Every entry should be repeated exactly. Omit the pictures.

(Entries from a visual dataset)
________
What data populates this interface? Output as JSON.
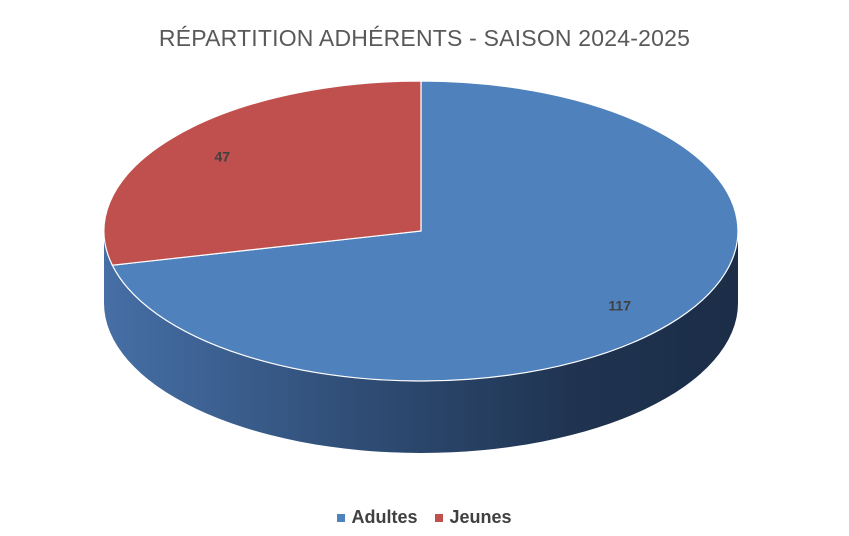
{
  "chart_data": {
    "type": "pie",
    "title": "RÉPARTITION ADHÉRENTS - SAISON 2024-2025",
    "categories": [
      "Adultes",
      "Jeunes"
    ],
    "values": [
      117,
      47
    ],
    "colors": [
      "#4F81BD",
      "#C0504D"
    ],
    "data_labels": [
      "117",
      "47"
    ],
    "legend": "bottom",
    "style": "3d"
  }
}
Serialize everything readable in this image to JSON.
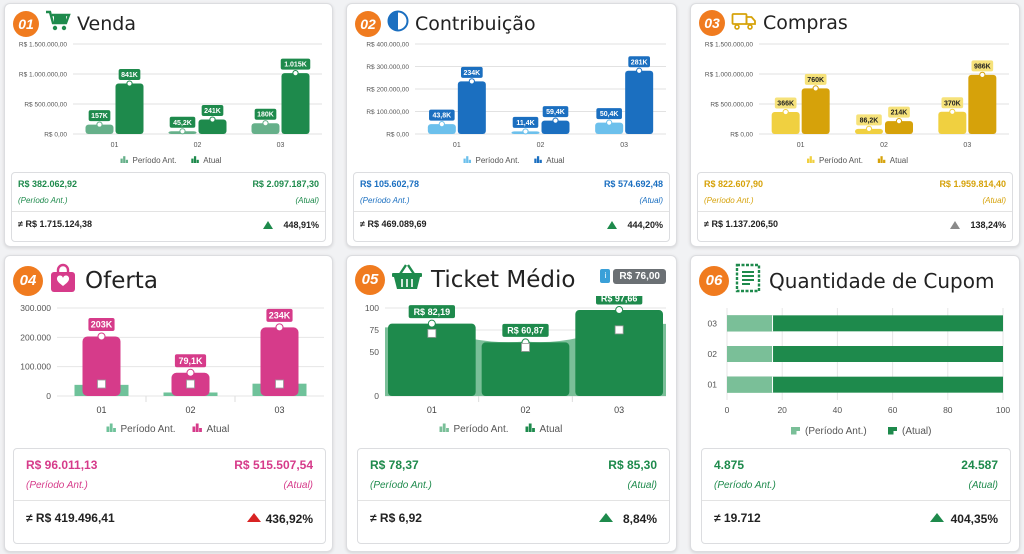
{
  "colors": {
    "badge": "#f07b1f",
    "venda_prev": "#66b08a",
    "venda_cur": "#1e8a4c",
    "contrib_prev": "#6cc0ec",
    "contrib_cur": "#1b6fc0",
    "compras_prev": "#f0d040",
    "compras_cur": "#d6a20a",
    "oferta_prev": "#6fc29a",
    "oferta_cur": "#d63b8a",
    "ticket_prev": "#7abf98",
    "ticket_cur": "#1e8a4c",
    "qtd_prev": "#7abf98",
    "qtd_cur": "#1e8a4c",
    "up": "#1e8a4c",
    "neutral": "#8a8a8a",
    "red": "#d82323"
  },
  "cards": [
    {
      "num": "01",
      "title": "Venda",
      "icon": "cart-icon",
      "chart_data": {
        "type": "bar",
        "categories": [
          "01",
          "02",
          "03"
        ],
        "ylim": [
          0,
          1500000
        ],
        "yticks": [
          "R$ 0,00",
          "R$ 500.000,00",
          "R$ 1.000.000,00",
          "R$ 1.500.000,00"
        ],
        "series": [
          {
            "name": "Período Ant.",
            "values": [
              157000,
              45200,
              180000
            ],
            "labels": [
              "157K",
              "45,2K",
              "180K"
            ]
          },
          {
            "name": "Atual",
            "values": [
              841000,
              241000,
              1015000
            ],
            "labels": [
              "841K",
              "241K",
              "1.015K"
            ]
          }
        ]
      },
      "summary": {
        "prev_value": "R$ 382.062,92",
        "cur_value": "R$ 2.097.187,30",
        "prev_label": "(Período Ant.)",
        "cur_label": "(Atual)",
        "diff": "≠ R$ 1.715.124,38",
        "pct": "448,91%",
        "trend": "up"
      }
    },
    {
      "num": "02",
      "title": "Contribuição",
      "icon": "half-circle-icon",
      "chart_data": {
        "type": "bar",
        "categories": [
          "01",
          "02",
          "03"
        ],
        "ylim": [
          0,
          400000
        ],
        "yticks": [
          "R$ 0,00",
          "R$ 100.000,00",
          "R$ 200.000,00",
          "R$ 300.000,00",
          "R$ 400.000,00"
        ],
        "series": [
          {
            "name": "Período Ant.",
            "values": [
              43800,
              11400,
              50400
            ],
            "labels": [
              "43,8K",
              "11,4K",
              "50,4K"
            ]
          },
          {
            "name": "Atual",
            "values": [
              234000,
              59400,
              281000
            ],
            "labels": [
              "234K",
              "59,4K",
              "281K"
            ]
          }
        ]
      },
      "summary": {
        "prev_value": "R$ 105.602,78",
        "cur_value": "R$ 574.692,48",
        "prev_label": "(Período Ant.)",
        "cur_label": "(Atual)",
        "diff": "≠ R$ 469.089,69",
        "pct": "444,20%",
        "trend": "up"
      }
    },
    {
      "num": "03",
      "title": "Compras",
      "icon": "truck-icon",
      "chart_data": {
        "type": "bar",
        "categories": [
          "01",
          "02",
          "03"
        ],
        "ylim": [
          0,
          1500000
        ],
        "yticks": [
          "R$ 0,00",
          "R$ 500.000,00",
          "R$ 1.000.000,00",
          "R$ 1.500.000,00"
        ],
        "series": [
          {
            "name": "Período Ant.",
            "values": [
              366000,
              86200,
              370000
            ],
            "labels": [
              "366K",
              "86,2K",
              "370K"
            ]
          },
          {
            "name": "Atual",
            "values": [
              760000,
              214000,
              986000
            ],
            "labels": [
              "760K",
              "214K",
              "986K"
            ]
          }
        ]
      },
      "summary": {
        "prev_value": "R$ 822.607,90",
        "cur_value": "R$ 1.959.814,40",
        "prev_label": "(Período Ant.)",
        "cur_label": "(Atual)",
        "diff": "≠ R$ 1.137.206,50",
        "pct": "138,24%",
        "trend": "neutral"
      }
    },
    {
      "num": "04",
      "title": "Oferta",
      "icon": "shopping-bag-icon",
      "chart_data": {
        "type": "bar",
        "categories": [
          "01",
          "02",
          "03"
        ],
        "ylim": [
          0,
          300000
        ],
        "yticks": [
          "0",
          "100.000",
          "200.000",
          "300.000"
        ],
        "series": [
          {
            "name": "Período Ant.",
            "values": [
              38000,
              12000,
              42000
            ],
            "labels": [
              "",
              "",
              ""
            ]
          },
          {
            "name": "Atual",
            "values": [
              203000,
              79100,
              234000
            ],
            "labels": [
              "203K",
              "79,1K",
              "234K"
            ]
          }
        ]
      },
      "summary": {
        "prev_value": "R$ 96.011,13",
        "cur_value": "R$ 515.507,54",
        "prev_label": "(Período Ant.)",
        "cur_label": "(Atual)",
        "diff": "≠ R$ 419.496,41",
        "pct": "436,92%",
        "trend": "red"
      }
    },
    {
      "num": "05",
      "title": "Ticket Médio",
      "icon": "basket-icon",
      "ticket_badge": "R$ 76,00",
      "chart_data": {
        "type": "area",
        "categories": [
          "01",
          "02",
          "03"
        ],
        "ylim": [
          0,
          100
        ],
        "yticks": [
          "0",
          "50",
          "75",
          "100"
        ],
        "ytick_values": [
          0,
          50,
          75,
          100
        ],
        "series": [
          {
            "name": "Período Ant.",
            "values": [
              78,
              62,
              82
            ]
          },
          {
            "name": "Atual",
            "values": [
              82.19,
              60.87,
              97.66
            ],
            "labels": [
              "R$ 82,19",
              "R$ 60,87",
              "R$ 97,66"
            ]
          }
        ]
      },
      "summary": {
        "prev_value": "R$ 78,37",
        "cur_value": "R$ 85,30",
        "prev_label": "(Período Ant.)",
        "cur_label": "(Atual)",
        "diff": "≠ R$ 6,92",
        "pct": "8,84%",
        "trend": "up"
      }
    },
    {
      "num": "06",
      "title": "Quantidade de Cupom",
      "icon": "receipt-icon",
      "chart_data": {
        "type": "bar",
        "orientation": "horizontal",
        "categories": [
          "01",
          "02",
          "03"
        ],
        "xlim": [
          0,
          100
        ],
        "xticks": [
          "0",
          "20",
          "40",
          "60",
          "80",
          "100"
        ],
        "series": [
          {
            "name": "(Período Ant.)",
            "values": [
              16.5,
              16.5,
              16.5
            ]
          },
          {
            "name": "(Atual)",
            "values": [
              100,
              100,
              100
            ]
          }
        ]
      },
      "summary": {
        "prev_value": "4.875",
        "cur_value": "24.587",
        "prev_label": "(Período Ant.)",
        "cur_label": "(Atual)",
        "diff": "≠ 19.712",
        "pct": "404,35%",
        "trend": "up"
      }
    }
  ]
}
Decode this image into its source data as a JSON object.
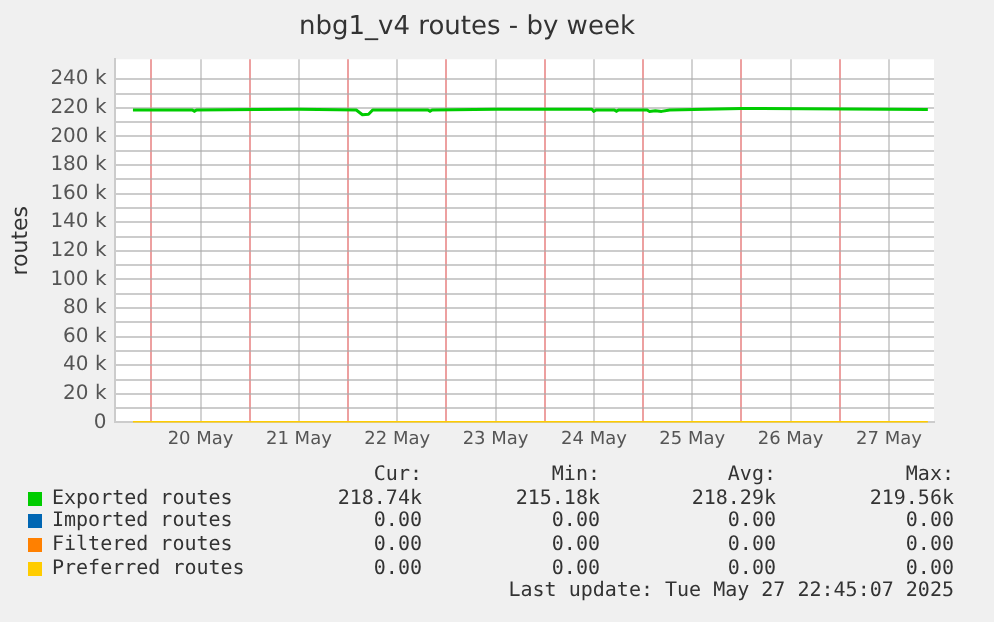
________
### IN RESPONSE
What data populates this interface? Output as JSON.
{
  "chart_data": {
    "type": "pie",
    "title": "RÉPARTITION ADHÉRENTS - SAISON 2024-2025",
    "categories": [
      "Adultes",
      "Jeunes"
    ],
    "values": [
      117,
      47
    ],
    "colors": [
      "#4F81BD",
      "#C0504D"
    ],
    "data_labels": [
      "117",
      "47"
    ],
    "legend": "bottom",
    "style": "3d"
  }
}
Serialize everything readable in this image to JSON.
{
  "colors": {
    "badge": "#f07b1f",
    "venda_prev": "#66b08a",
    "venda_cur": "#1e8a4c",
    "contrib_prev": "#6cc0ec",
    "contrib_cur": "#1b6fc0",
    "compras_prev": "#f0d040",
    "compras_cur": "#d6a20a",
    "oferta_prev": "#6fc29a",
    "oferta_cur": "#d63b8a",
    "ticket_prev": "#7abf98",
    "ticket_cur": "#1e8a4c",
    "qtd_prev": "#7abf98",
    "qtd_cur": "#1e8a4c",
    "up": "#1e8a4c",
    "neutral": "#8a8a8a",
    "red": "#d82323"
  },
  "cards": [
    {
      "num": "01",
      "title": "Venda",
      "icon": "cart-icon",
      "chart_data": {
        "type": "bar",
        "categories": [
          "01",
          "02",
          "03"
        ],
        "ylim": [
          0,
          1500000
        ],
        "yticks": [
          "R$ 0,00",
          "R$ 500.000,00",
          "R$ 1.000.000,00",
          "R$ 1.500.000,00"
        ],
        "series": [
          {
            "name": "Período Ant.",
            "values": [
              157000,
              45200,
              180000
            ],
            "labels": [
              "157K",
              "45,2K",
              "180K"
            ]
          },
          {
            "name": "Atual",
            "values": [
              841000,
              241000,
              1015000
            ],
            "labels": [
              "841K",
              "241K",
              "1.015K"
            ]
          }
        ]
      },
      "summary": {
        "prev_value": "R$ 382.062,92",
        "cur_value": "R$ 2.097.187,30",
        "prev_label": "(Período Ant.)",
        "cur_label": "(Atual)",
        "diff": "≠ R$ 1.715.124,38",
        "pct": "448,91%",
        "trend": "up"
      }
    },
    {
      "num": "02",
      "title": "Contribuição",
      "icon": "half-circle-icon",
      "chart_data": {
        "type": "bar",
        "categories": [
          "01",
          "02",
          "03"
        ],
        "ylim": [
          0,
          400000
        ],
        "yticks": [
          "R$ 0,00",
          "R$ 100.000,00",
          "R$ 200.000,00",
          "R$ 300.000,00",
          "R$ 400.000,00"
        ],
        "series": [
          {
            "name": "Período Ant.",
            "values": [
              43800,
              11400,
              50400
            ],
            "labels": [
              "43,8K",
              "11,4K",
              "50,4K"
            ]
          },
          {
            "name": "Atual",
            "values": [
              234000,
              59400,
              281000
            ],
            "labels": [
              "234K",
              "59,4K",
              "281K"
            ]
          }
        ]
      },
      "summary": {
        "prev_value": "R$ 105.602,78",
        "cur_value": "R$ 574.692,48",
        "prev_label": "(Período Ant.)",
        "cur_label": "(Atual)",
        "diff": "≠ R$ 469.089,69",
        "pct": "444,20%",
        "trend": "up"
      }
    },
    {
      "num": "03",
      "title": "Compras",
      "icon": "truck-icon",
      "chart_data": {
        "type": "bar",
        "categories": [
          "01",
          "02",
          "03"
        ],
        "ylim": [
          0,
          1500000
        ],
        "yticks": [
          "R$ 0,00",
          "R$ 500.000,00",
          "R$ 1.000.000,00",
          "R$ 1.500.000,00"
        ],
        "series": [
          {
            "name": "Período Ant.",
            "values": [
              366000,
              86200,
              370000
            ],
            "labels": [
              "366K",
              "86,2K",
              "370K"
            ]
          },
          {
            "name": "Atual",
            "values": [
              760000,
              214000,
              986000
            ],
            "labels": [
              "760K",
              "214K",
              "986K"
            ]
          }
        ]
      },
      "summary": {
        "prev_value": "R$ 822.607,90",
        "cur_value": "R$ 1.959.814,40",
        "prev_label": "(Período Ant.)",
        "cur_label": "(Atual)",
        "diff": "≠ R$ 1.137.206,50",
        "pct": "138,24%",
        "trend": "neutral"
      }
    },
    {
      "num": "04",
      "title": "Oferta",
      "icon": "shopping-bag-icon",
      "chart_data": {
        "type": "bar",
        "categories": [
          "01",
          "02",
          "03"
        ],
        "ylim": [
          0,
          300000
        ],
        "yticks": [
          "0",
          "100.000",
          "200.000",
          "300.000"
        ],
        "series": [
          {
            "name": "Período Ant.",
            "values": [
              38000,
              12000,
              42000
            ],
            "labels": [
              "",
              "",
              ""
            ]
          },
          {
            "name": "Atual",
            "values": [
              203000,
              79100,
              234000
            ],
            "labels": [
              "203K",
              "79,1K",
              "234K"
            ]
          }
        ]
      },
      "summary": {
        "prev_value": "R$ 96.011,13",
        "cur_value": "R$ 515.507,54",
        "prev_label": "(Período Ant.)",
        "cur_label": "(Atual)",
        "diff": "≠ R$ 419.496,41",
        "pct": "436,92%",
        "trend": "red"
      }
    },
    {
      "num": "05",
      "title": "Ticket Médio",
      "icon": "basket-icon",
      "ticket_badge": "R$ 76,00",
      "chart_data": {
        "type": "area",
        "categories": [
          "01",
          "02",
          "03"
        ],
        "ylim": [
          0,
          100
        ],
        "yticks": [
          "0",
          "50",
          "75",
          "100"
        ],
        "ytick_values": [
          0,
          50,
          75,
          100
        ],
        "series": [
          {
            "name": "Período Ant.",
            "values": [
              78,
              62,
              82
            ]
          },
          {
            "name": "Atual",
            "values": [
              82.19,
              60.87,
              97.66
            ],
            "labels": [
              "R$ 82,19",
              "R$ 60,87",
              "R$ 97,66"
            ]
          }
        ]
      },
      "summary": {
        "prev_value": "R$ 78,37",
        "cur_value": "R$ 85,30",
        "prev_label": "(Período Ant.)",
        "cur_label": "(Atual)",
        "diff": "≠ R$ 6,92",
        "pct": "8,84%",
        "trend": "up"
      }
    },
    {
      "num": "06",
      "title": "Quantidade de Cupom",
      "icon": "receipt-icon",
      "chart_data": {
        "type": "bar",
        "orientation": "horizontal",
        "categories": [
          "01",
          "02",
          "03"
        ],
        "xlim": [
          0,
          100
        ],
        "xticks": [
          "0",
          "20",
          "40",
          "60",
          "80",
          "100"
        ],
        "series": [
          {
            "name": "(Período Ant.)",
            "values": [
              16.5,
              16.5,
              16.5
            ]
          },
          {
            "name": "(Atual)",
            "values": [
              100,
              100,
              100
            ]
          }
        ]
      },
      "summary": {
        "prev_value": "4.875",
        "cur_value": "24.587",
        "prev_label": "(Período Ant.)",
        "cur_label": "(Atual)",
        "diff": "≠ 19.712",
        "pct": "404,35%",
        "trend": "up"
      }
    }
  ]
}
Decode this image into its source data as a JSON object.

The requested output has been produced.